◆ **Task**
Count, in the entries, the lines with "lugar". Answer with the number only.
— START OF Raw records —
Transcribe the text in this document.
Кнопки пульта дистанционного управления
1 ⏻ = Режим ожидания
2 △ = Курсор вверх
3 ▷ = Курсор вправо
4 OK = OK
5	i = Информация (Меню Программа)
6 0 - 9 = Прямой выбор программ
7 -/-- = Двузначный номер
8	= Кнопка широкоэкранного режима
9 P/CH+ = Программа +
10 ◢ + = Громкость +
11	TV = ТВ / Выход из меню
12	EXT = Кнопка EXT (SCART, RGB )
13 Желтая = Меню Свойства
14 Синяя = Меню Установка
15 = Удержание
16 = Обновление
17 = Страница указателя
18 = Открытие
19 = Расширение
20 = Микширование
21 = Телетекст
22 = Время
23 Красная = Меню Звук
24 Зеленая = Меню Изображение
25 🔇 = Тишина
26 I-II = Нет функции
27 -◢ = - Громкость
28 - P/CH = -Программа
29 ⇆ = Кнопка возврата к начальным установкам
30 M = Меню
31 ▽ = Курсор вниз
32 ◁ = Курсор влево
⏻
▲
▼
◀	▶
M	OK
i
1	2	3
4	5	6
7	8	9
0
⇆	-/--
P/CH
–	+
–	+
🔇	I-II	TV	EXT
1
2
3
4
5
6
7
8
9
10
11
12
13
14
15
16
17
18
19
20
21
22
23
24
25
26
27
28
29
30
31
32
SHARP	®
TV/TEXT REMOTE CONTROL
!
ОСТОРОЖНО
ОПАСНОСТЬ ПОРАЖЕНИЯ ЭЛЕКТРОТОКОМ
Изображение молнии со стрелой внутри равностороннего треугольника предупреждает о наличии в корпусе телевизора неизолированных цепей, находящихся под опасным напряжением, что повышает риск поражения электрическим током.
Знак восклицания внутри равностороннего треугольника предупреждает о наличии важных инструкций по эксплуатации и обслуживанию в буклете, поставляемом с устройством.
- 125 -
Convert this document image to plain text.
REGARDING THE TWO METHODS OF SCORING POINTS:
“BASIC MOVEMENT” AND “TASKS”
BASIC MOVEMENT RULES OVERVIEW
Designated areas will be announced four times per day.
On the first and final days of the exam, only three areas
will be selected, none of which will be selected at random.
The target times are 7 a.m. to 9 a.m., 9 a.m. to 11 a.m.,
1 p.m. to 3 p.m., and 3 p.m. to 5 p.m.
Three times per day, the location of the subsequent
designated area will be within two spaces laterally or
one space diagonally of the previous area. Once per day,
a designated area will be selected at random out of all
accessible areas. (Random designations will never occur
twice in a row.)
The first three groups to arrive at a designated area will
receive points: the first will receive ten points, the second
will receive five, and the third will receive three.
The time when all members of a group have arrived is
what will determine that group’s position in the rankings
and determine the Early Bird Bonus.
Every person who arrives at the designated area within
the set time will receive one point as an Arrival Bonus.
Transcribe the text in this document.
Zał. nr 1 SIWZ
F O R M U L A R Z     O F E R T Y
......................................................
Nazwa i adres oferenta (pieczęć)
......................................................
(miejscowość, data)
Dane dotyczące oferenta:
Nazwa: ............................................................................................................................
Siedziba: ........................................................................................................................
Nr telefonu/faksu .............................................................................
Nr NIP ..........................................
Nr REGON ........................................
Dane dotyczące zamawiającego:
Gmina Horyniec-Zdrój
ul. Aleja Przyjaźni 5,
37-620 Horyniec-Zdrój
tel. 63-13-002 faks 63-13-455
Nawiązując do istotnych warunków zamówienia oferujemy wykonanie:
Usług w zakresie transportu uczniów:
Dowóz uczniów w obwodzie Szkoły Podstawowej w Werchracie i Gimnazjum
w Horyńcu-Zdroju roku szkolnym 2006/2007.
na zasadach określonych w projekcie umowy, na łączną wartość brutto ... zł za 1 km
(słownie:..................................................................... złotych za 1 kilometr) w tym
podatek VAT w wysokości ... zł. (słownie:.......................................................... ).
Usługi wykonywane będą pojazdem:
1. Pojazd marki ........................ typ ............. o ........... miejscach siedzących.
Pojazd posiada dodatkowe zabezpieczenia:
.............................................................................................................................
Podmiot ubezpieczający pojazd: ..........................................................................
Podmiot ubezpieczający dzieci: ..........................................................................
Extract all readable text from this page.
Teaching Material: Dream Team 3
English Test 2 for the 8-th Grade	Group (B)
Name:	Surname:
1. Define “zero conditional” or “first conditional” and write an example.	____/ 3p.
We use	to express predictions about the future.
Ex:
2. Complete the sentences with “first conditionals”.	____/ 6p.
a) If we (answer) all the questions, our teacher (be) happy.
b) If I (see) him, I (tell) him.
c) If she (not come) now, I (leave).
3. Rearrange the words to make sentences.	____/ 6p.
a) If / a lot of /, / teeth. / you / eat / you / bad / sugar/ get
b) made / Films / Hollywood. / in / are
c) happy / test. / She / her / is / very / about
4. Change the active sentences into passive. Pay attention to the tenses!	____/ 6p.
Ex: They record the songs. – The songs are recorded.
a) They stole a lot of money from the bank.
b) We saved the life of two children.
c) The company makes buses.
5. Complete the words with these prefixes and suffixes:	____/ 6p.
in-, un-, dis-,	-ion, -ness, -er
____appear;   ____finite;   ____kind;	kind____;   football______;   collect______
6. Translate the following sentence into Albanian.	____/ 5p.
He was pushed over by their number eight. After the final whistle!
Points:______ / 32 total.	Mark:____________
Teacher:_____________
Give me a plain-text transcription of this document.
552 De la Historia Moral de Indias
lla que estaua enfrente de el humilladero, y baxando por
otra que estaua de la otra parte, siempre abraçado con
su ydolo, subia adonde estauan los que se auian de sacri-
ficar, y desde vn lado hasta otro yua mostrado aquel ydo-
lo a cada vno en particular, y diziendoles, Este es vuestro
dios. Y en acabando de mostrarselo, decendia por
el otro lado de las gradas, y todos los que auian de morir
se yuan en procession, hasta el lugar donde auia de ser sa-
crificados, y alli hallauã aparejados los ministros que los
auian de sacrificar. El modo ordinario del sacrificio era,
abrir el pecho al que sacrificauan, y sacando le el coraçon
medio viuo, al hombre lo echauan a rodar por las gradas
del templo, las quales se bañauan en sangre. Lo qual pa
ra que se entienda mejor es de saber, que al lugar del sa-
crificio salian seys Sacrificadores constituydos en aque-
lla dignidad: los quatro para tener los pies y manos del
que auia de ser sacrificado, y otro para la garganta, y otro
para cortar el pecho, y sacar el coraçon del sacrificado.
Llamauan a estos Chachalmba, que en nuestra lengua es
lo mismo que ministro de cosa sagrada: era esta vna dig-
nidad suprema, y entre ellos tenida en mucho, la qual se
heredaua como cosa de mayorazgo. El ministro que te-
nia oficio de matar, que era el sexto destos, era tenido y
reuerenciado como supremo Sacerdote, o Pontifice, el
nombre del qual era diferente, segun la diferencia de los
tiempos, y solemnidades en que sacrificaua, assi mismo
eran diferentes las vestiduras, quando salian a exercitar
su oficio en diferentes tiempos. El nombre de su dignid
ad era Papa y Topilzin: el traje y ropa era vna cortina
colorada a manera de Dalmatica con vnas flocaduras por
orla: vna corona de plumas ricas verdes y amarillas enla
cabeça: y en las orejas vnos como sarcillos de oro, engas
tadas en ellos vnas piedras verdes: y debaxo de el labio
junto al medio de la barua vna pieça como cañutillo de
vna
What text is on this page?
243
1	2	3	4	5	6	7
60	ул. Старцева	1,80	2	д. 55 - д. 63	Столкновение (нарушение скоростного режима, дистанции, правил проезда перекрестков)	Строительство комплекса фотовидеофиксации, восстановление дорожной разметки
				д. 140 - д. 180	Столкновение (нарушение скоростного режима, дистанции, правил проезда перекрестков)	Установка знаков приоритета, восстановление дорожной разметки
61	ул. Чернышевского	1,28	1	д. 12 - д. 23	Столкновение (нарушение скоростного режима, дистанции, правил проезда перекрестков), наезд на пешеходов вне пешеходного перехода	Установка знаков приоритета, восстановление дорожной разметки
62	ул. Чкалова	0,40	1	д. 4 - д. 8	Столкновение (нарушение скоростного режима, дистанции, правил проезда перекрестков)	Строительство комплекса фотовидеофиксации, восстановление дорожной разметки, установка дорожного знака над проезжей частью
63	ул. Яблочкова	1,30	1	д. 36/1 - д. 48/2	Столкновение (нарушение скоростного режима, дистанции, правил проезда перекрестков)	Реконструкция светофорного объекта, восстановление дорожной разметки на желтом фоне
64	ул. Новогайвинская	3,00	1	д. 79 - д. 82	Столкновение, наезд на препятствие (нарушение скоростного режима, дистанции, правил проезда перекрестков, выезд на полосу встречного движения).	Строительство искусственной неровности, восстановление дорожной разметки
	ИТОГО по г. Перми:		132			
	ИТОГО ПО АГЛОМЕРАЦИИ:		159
— END OF Raw records —
◆ **Task answer**
2